▶ REQUIRED WORK
From the entries below, copy every line holding the word "analysis".

▶ Source data
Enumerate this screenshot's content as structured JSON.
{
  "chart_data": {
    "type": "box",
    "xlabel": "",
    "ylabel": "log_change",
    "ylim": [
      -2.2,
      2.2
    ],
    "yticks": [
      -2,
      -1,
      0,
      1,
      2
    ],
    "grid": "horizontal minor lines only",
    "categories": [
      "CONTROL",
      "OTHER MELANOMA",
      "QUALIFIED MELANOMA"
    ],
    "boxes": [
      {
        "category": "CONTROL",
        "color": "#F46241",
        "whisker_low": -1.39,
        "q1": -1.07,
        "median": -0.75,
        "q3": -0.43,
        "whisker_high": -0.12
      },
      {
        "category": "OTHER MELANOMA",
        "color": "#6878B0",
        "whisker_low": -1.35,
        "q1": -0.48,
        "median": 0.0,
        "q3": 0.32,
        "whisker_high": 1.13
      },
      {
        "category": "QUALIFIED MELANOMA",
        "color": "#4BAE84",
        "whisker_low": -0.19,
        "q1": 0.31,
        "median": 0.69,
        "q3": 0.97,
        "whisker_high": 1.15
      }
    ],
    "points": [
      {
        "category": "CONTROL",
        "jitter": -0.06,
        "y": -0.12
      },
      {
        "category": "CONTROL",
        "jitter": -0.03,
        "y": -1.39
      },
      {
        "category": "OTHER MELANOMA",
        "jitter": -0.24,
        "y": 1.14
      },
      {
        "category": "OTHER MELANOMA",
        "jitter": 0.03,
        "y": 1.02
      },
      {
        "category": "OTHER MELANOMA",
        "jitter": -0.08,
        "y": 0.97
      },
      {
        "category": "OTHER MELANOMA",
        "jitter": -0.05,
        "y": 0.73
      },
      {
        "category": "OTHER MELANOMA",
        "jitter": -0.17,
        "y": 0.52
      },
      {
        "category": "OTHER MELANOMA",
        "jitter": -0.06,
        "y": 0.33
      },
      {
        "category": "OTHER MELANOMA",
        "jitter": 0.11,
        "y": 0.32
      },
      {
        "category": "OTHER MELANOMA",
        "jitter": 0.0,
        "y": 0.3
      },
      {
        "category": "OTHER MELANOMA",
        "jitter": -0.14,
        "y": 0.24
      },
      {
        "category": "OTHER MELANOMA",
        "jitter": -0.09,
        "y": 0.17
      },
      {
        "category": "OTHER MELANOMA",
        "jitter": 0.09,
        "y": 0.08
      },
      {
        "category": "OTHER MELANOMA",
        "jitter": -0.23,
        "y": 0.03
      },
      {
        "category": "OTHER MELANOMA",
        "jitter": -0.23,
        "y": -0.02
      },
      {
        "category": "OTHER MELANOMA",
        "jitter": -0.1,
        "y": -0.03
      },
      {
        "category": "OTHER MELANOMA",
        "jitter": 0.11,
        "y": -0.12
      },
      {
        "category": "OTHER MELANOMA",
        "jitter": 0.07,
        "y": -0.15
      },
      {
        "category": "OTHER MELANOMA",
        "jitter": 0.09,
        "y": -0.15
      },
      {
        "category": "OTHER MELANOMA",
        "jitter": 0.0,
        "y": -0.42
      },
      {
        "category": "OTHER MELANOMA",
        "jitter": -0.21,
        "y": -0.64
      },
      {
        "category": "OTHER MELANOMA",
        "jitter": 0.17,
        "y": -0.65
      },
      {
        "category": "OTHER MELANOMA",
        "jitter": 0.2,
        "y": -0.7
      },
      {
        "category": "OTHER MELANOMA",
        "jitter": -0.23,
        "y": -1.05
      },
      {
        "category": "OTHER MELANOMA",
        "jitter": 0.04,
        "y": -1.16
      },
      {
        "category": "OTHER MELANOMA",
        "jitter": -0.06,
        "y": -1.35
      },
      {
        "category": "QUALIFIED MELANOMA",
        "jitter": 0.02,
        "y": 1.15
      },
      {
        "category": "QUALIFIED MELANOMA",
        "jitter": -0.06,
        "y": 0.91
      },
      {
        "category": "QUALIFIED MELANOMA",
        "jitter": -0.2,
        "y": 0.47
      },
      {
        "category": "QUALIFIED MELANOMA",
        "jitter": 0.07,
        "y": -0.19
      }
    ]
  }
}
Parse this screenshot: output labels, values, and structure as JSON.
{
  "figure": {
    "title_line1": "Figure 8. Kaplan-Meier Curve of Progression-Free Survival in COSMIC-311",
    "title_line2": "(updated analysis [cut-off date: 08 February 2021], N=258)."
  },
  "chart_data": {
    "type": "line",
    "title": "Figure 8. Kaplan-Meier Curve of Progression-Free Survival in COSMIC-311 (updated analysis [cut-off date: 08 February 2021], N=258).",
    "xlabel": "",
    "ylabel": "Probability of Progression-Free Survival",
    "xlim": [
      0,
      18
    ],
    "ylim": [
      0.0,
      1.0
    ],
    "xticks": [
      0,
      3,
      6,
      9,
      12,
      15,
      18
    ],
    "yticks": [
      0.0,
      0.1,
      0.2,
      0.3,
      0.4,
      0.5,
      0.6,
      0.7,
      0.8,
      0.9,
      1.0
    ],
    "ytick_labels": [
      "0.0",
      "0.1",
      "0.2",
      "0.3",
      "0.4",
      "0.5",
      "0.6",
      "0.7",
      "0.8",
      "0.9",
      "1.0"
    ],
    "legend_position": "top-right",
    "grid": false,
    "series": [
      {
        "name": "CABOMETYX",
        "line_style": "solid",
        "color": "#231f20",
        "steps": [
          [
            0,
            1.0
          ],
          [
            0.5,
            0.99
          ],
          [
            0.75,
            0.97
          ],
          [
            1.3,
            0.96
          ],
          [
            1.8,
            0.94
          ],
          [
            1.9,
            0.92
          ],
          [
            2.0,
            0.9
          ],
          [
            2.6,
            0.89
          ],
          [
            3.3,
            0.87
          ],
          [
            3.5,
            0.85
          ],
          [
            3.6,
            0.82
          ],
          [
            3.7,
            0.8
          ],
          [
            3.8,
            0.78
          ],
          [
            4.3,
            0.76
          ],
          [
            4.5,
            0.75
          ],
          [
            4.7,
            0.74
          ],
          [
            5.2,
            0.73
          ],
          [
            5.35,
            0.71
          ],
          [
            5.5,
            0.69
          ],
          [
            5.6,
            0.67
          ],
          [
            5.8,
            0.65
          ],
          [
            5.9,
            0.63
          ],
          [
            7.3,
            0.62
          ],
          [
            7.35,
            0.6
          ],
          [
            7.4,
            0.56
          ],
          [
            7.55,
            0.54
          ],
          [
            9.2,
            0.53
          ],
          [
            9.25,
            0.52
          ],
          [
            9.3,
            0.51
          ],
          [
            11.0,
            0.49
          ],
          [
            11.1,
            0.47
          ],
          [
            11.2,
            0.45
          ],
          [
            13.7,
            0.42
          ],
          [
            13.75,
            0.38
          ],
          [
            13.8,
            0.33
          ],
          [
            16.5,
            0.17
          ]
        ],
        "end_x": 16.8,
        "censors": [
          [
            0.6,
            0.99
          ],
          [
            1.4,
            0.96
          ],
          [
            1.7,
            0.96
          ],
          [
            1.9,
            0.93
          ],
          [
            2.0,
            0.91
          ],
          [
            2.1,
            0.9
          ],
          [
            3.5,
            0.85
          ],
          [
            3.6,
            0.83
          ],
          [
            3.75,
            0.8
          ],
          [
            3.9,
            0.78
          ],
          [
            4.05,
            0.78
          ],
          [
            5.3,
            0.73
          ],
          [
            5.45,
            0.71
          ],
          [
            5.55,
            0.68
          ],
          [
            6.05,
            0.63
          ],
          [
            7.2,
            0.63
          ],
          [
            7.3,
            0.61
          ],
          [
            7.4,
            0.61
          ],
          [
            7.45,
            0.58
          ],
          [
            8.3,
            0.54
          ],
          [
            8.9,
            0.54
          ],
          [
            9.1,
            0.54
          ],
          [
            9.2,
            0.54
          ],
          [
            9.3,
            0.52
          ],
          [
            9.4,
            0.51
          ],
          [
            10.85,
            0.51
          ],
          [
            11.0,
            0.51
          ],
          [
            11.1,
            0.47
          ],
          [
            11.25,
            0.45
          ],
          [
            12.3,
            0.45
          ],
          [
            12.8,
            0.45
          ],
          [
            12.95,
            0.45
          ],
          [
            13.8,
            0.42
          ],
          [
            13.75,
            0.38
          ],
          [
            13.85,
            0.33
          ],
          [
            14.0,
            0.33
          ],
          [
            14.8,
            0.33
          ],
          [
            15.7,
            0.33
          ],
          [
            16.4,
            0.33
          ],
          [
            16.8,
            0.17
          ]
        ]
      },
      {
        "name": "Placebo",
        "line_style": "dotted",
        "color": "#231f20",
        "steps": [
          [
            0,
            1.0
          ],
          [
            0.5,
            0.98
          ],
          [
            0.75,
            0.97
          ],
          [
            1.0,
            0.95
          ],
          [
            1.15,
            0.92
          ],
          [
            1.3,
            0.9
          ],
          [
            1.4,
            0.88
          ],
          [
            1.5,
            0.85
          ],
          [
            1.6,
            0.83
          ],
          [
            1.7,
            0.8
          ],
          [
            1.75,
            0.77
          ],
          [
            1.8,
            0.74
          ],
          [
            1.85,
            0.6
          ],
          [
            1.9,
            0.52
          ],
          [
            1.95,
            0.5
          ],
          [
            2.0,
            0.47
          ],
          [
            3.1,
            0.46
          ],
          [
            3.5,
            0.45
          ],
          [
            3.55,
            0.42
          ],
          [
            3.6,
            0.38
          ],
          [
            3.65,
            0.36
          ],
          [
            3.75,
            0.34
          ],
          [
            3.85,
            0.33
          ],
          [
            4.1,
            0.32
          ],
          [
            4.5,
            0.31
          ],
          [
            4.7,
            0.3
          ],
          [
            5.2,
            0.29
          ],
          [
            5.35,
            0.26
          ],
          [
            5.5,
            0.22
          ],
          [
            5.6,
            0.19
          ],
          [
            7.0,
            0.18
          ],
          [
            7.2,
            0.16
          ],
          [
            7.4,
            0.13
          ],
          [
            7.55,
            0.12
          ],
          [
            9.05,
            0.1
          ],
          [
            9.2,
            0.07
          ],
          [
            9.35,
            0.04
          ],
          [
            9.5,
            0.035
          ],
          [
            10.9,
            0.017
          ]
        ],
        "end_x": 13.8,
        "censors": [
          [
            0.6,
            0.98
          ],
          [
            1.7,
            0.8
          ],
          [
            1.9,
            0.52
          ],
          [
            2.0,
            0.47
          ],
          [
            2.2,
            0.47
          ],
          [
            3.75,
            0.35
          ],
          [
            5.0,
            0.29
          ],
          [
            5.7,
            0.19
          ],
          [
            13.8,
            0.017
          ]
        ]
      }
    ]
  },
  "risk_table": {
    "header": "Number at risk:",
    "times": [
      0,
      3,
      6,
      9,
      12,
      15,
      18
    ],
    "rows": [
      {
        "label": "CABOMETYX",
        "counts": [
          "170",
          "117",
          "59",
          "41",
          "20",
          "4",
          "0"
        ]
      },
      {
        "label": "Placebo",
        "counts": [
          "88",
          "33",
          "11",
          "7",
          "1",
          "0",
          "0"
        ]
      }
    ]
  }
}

▶ ANSWER TO THE TASK
    "title_line2": "(updated analysis [cut-off date: 08 February 2021], N=258)."
    "title": "Figure 8. Kaplan-Meier Curve of Progression-Free Survival in COSMIC-311 (updated analysis [cut-off date: 08 February 2021], N=258).",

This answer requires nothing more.